Your objective :: Return the lines where the word "minutes" occurs.

Records for this exercise ::
((

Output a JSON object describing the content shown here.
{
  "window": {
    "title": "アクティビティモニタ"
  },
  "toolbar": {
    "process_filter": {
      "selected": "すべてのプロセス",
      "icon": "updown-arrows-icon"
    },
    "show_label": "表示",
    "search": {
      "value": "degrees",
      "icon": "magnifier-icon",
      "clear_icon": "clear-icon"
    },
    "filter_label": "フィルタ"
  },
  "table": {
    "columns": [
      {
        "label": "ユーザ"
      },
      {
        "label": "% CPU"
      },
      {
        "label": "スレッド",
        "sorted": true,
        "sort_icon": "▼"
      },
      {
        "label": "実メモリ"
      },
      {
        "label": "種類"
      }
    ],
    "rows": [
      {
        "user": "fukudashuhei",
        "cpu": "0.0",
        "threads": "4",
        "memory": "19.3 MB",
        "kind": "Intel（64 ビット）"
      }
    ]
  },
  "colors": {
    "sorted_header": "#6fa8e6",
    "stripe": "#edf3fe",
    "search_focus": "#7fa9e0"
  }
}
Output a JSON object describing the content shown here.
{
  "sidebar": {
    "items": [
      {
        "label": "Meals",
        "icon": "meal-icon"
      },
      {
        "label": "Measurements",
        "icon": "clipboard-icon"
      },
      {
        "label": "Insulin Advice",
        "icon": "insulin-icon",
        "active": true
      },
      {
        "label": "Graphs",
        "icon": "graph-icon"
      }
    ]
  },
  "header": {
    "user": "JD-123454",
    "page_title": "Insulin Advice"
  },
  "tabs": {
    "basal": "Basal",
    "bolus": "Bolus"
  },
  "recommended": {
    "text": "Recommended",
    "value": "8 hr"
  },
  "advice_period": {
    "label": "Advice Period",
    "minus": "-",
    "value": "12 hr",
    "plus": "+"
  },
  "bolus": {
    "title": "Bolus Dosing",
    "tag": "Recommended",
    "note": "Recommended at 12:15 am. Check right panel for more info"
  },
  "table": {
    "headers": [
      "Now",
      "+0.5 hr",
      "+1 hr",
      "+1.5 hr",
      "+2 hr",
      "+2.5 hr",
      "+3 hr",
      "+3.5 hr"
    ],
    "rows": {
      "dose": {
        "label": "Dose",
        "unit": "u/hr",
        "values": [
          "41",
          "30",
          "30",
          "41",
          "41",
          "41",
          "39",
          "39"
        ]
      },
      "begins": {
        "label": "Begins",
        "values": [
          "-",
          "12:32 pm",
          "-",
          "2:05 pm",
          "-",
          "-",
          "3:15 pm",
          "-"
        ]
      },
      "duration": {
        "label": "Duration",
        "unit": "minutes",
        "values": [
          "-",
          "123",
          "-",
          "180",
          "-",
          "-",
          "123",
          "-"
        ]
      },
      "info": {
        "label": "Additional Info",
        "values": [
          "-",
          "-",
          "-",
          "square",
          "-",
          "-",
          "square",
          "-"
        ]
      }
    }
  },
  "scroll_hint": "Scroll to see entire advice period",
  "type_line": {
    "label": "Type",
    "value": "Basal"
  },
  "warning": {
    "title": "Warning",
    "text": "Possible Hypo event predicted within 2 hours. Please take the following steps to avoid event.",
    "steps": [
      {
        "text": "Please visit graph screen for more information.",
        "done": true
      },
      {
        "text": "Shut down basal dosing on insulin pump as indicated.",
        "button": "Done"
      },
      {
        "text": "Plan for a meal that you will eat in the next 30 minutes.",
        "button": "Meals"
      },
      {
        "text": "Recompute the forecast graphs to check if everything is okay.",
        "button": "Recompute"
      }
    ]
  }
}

))

Answer to this exercise ::
        "unit": "minutes",
        "text": "Plan for a meal that you will eat in the next 30 minutes.",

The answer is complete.